- **DO THIS**: Each entry below is to be duplicated verbatim.

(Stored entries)

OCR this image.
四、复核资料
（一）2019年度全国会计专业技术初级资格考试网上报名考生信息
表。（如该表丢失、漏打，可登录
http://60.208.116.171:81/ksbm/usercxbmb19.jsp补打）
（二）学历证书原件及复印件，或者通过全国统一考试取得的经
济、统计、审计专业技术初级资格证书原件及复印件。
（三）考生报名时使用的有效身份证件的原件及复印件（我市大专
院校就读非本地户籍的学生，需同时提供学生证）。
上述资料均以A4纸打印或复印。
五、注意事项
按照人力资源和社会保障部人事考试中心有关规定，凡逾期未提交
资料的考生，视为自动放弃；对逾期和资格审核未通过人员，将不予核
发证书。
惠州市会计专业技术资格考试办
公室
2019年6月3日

- **REPLY**:
OCR this image.
四、复核资料
（一）2019年度全国会计专业技术初级资格考试网上报名考生信息
表。（如该表丢失、漏打，可登录
http://60.208.116.171:81/ksbm/usercxbmb19.jsp补打）
（二）学历证书原件及复印件，或者通过全国统一考试取得的经
济、统计、审计专业技术初级资格证书原件及复印件。
（三）考生报名时使用的有效身份证件的原件及复印件（我市大专
院校就读非本地户籍的学生，需同时提供学生证）。
上述资料均以A4纸打印或复印。
五、注意事项
按照人力资源和社会保障部人事考试中心有关规定，凡逾期未提交
资料的考生，视为自动放弃；对逾期和资格审核未通过人员，将不予核
发证书。
惠州市会计专业技术资格考试办
公室
2019年6月3日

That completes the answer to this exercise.